CHALLENGE: Return every record verbatim.

THE INPUT:
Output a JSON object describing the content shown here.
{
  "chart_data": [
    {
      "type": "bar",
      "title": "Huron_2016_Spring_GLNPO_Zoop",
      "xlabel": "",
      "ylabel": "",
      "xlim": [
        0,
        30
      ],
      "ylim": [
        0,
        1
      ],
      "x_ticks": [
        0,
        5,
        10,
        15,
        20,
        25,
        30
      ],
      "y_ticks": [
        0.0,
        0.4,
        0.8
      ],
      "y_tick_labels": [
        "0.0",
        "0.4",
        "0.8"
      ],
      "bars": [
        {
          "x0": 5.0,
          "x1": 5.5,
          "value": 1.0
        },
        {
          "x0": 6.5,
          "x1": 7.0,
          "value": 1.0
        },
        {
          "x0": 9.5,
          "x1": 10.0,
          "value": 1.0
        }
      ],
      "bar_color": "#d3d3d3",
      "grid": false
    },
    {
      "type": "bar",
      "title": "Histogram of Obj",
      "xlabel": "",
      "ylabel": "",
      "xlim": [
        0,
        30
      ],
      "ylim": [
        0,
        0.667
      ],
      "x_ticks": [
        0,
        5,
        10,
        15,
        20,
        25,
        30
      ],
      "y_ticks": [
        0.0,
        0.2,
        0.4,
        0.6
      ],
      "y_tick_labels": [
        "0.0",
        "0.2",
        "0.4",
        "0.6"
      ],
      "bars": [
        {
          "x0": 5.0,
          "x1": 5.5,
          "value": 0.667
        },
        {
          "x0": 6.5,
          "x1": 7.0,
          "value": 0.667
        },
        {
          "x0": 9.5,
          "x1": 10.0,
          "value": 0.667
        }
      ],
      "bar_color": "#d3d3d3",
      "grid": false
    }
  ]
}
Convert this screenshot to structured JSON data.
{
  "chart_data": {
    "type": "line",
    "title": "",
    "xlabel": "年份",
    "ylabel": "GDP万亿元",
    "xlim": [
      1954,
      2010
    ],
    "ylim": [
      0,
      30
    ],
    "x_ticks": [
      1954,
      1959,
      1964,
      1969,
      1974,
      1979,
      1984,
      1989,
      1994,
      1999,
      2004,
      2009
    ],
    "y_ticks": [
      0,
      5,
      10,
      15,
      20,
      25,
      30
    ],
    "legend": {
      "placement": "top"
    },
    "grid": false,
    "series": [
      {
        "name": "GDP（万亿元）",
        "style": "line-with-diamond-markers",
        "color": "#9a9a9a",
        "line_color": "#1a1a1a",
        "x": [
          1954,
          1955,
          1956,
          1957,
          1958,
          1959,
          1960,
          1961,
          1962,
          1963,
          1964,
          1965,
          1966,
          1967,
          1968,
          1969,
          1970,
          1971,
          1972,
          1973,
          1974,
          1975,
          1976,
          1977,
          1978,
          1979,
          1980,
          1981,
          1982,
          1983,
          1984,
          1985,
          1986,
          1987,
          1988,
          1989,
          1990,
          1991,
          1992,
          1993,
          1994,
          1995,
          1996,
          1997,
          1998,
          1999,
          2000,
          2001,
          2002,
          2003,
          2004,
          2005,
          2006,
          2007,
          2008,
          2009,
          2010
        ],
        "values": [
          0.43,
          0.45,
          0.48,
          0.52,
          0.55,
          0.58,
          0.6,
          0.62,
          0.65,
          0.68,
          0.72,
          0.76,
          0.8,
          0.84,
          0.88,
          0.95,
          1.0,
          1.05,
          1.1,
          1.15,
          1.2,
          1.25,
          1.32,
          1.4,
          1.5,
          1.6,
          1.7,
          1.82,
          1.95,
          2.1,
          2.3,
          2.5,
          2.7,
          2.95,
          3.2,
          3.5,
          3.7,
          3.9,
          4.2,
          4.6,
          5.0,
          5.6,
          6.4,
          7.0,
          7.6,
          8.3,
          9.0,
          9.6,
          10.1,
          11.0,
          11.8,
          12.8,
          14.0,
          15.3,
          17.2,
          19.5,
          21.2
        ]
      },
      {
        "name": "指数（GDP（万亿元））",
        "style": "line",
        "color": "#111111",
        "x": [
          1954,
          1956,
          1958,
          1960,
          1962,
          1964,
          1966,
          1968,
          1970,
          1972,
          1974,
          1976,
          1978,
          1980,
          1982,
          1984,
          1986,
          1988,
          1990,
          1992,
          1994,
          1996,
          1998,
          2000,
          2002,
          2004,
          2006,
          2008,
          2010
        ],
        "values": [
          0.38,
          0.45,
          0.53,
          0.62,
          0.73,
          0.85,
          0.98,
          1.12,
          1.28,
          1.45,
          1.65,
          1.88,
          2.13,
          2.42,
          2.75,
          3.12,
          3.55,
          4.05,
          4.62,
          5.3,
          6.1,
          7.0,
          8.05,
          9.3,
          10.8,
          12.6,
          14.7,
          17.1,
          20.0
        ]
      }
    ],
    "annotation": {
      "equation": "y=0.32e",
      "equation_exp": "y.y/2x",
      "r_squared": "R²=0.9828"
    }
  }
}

ANSWER TO THE TASK:
Output a JSON object describing the content shown here.
{
  "chart_data": [
    {
      "type": "bar",
      "title": "Huron_2016_Spring_GLNPO_Zoop",
      "xlabel": "",
      "ylabel": "",
      "xlim": [
        0,
        30
      ],
      "ylim": [
        0,
        1
      ],
      "x_ticks": [
        0,
        5,
        10,
        15,
        20,
        25,
        30
      ],
      "y_ticks": [
        0.0,
        0.4,
        0.8
      ],
      "y_tick_labels": [
        "0.0",
        "0.4",
        "0.8"
      ],
      "bars": [
        {
          "x0": 5.0,
          "x1": 5.5,
          "value": 1.0
        },
        {
          "x0": 6.5,
          "x1": 7.0,
          "value": 1.0
        },
        {
          "x0": 9.5,
          "x1": 10.0,
          "value": 1.0
        }
      ],
      "bar_color": "#d3d3d3",
      "grid": false
    },
    {
      "type": "bar",
      "title": "Histogram of Obj",
      "xlabel": "",
      "ylabel": "",
      "xlim": [
        0,
        30
      ],
      "ylim": [
        0,
        0.667
      ],
      "x_ticks": [
        0,
        5,
        10,
        15,
        20,
        25,
        30
      ],
      "y_ticks": [
        0.0,
        0.2,
        0.4,
        0.6
      ],
      "y_tick_labels": [
        "0.0",
        "0.2",
        "0.4",
        "0.6"
      ],
      "bars": [
        {
          "x0": 5.0,
          "x1": 5.5,
          "value": 0.667
        },
        {
          "x0": 6.5,
          "x1": 7.0,
          "value": 0.667
        },
        {
          "x0": 9.5,
          "x1": 10.0,
          "value": 0.667
        }
      ],
      "bar_color": "#d3d3d3",
      "grid": false
    }
  ]
}
Convert this screenshot to structured JSON data.
{
  "chart_data": {
    "type": "line",
    "title": "",
    "xlabel": "年份",
    "ylabel": "GDP万亿元",
    "xlim": [
      1954,
      2010
    ],
    "ylim": [
      0,
      30
    ],
    "x_ticks": [
      1954,
      1959,
      1964,
      1969,
      1974,
      1979,
      1984,
      1989,
      1994,
      1999,
      2004,
      2009
    ],
    "y_ticks": [
      0,
      5,
      10,
      15,
      20,
      25,
      30
    ],
    "legend": {
      "placement": "top"
    },
    "grid": false,
    "series": [
      {
        "name": "GDP（万亿元）",
        "style": "line-with-diamond-markers",
        "color": "#9a9a9a",
        "line_color": "#1a1a1a",
        "x": [
          1954,
          1955,
          1956,
          1957,
          1958,
          1959,
          1960,
          1961,
          1962,
          1963,
          1964,
          1965,
          1966,
          1967,
          1968,
          1969,
          1970,
          1971,
          1972,
          1973,
          1974,
          1975,
          1976,
          1977,
          1978,
          1979,
          1980,
          1981,
          1982,
          1983,
          1984,
          1985,
          1986,
          1987,
          1988,
          1989,
          1990,
          1991,
          1992,
          1993,
          1994,
          1995,
          1996,
          1997,
          1998,
          1999,
          2000,
          2001,
          2002,
          2003,
          2004,
          2005,
          2006,
          2007,
          2008,
          2009,
          2010
        ],
        "values": [
          0.43,
          0.45,
          0.48,
          0.52,
          0.55,
          0.58,
          0.6,
          0.62,
          0.65,
          0.68,
          0.72,
          0.76,
          0.8,
          0.84,
          0.88,
          0.95,
          1.0,
          1.05,
          1.1,
          1.15,
          1.2,
          1.25,
          1.32,
          1.4,
          1.5,
          1.6,
          1.7,
          1.82,
          1.95,
          2.1,
          2.3,
          2.5,
          2.7,
          2.95,
          3.2,
          3.5,
          3.7,
          3.9,
          4.2,
          4.6,
          5.0,
          5.6,
          6.4,
          7.0,
          7.6,
          8.3,
          9.0,
          9.6,
          10.1,
          11.0,
          11.8,
          12.8,
          14.0,
          15.3,
          17.2,
          19.5,
          21.2
        ]
      },
      {
        "name": "指数（GDP（万亿元））",
        "style": "line",
        "color": "#111111",
        "x": [
          1954,
          1956,
          1958,
          1960,
          1962,
          1964,
          1966,
          1968,
          1970,
          1972,
          1974,
          1976,
          1978,
          1980,
          1982,
          1984,
          1986,
          1988,
          1990,
          1992,
          1994,
          1996,
          1998,
          2000,
          2002,
          2004,
          2006,
          2008,
          2010
        ],
        "values": [
          0.38,
          0.45,
          0.53,
          0.62,
          0.73,
          0.85,
          0.98,
          1.12,
          1.28,
          1.45,
          1.65,
          1.88,
          2.13,
          2.42,
          2.75,
          3.12,
          3.55,
          4.05,
          4.62,
          5.3,
          6.1,
          7.0,
          8.05,
          9.3,
          10.8,
          12.6,
          14.7,
          17.1,
          20.0
        ]
      }
    ],
    "annotation": {
      "equation": "y=0.32e",
      "equation_exp": "y.y/2x",
      "r_squared": "R²=0.9828"
    }
  }
}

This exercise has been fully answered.